### Recorded information
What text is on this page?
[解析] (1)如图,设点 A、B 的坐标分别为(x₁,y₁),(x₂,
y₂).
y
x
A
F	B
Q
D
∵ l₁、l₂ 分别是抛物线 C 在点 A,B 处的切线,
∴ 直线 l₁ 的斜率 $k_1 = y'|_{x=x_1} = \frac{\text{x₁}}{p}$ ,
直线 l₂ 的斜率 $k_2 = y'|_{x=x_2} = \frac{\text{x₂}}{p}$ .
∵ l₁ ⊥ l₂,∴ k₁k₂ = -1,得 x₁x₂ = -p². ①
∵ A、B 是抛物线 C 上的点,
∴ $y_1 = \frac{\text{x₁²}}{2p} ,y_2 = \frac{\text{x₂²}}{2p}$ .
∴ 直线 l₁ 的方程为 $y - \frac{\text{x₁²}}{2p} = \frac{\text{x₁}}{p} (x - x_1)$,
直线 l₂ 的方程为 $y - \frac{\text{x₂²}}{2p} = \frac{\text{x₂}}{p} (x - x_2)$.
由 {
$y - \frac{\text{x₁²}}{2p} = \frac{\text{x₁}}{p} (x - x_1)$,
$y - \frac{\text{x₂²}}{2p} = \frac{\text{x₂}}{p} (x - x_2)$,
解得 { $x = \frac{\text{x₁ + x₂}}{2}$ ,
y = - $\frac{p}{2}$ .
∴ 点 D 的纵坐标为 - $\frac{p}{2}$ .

### Written request
Write each line above out exactly.

### Finished task
What text is on this page?
[解析] (1)如图,设点 A、B 的坐标分别为(x₁,y₁),(x₂,
y₂).
y
x
A
F	B
Q
D
∵ l₁、l₂ 分别是抛物线 C 在点 A,B 处的切线,
∴ 直线 l₁ 的斜率 $k_1 = y'|_{x=x_1} = \frac{\text{x₁}}{p}$ ,
直线 l₂ 的斜率 $k_2 = y'|_{x=x_2} = \frac{\text{x₂}}{p}$ .
∵ l₁ ⊥ l₂,∴ k₁k₂ = -1,得 x₁x₂ = -p². ①
∵ A、B 是抛物线 C 上的点,
∴ $y_1 = \frac{\text{x₁²}}{2p} ,y_2 = \frac{\text{x₂²}}{2p}$ .
∴ 直线 l₁ 的方程为 $y - \frac{\text{x₁²}}{2p} = \frac{\text{x₁}}{p} (x - x_1)$,
直线 l₂ 的方程为 $y - \frac{\text{x₂²}}{2p} = \frac{\text{x₂}}{p} (x - x_2)$.
由 {
$y - \frac{\text{x₁²}}{2p} = \frac{\text{x₁}}{p} (x - x_1)$,
$y - \frac{\text{x₂²}}{2p} = \frac{\text{x₂}}{p} (x - x_2)$,
解得 { $x = \frac{\text{x₁ + x₂}}{2}$ ,
y = - $\frac{p}{2}$ .
∴ 点 D 的纵坐标为 - $\frac{p}{2}$ .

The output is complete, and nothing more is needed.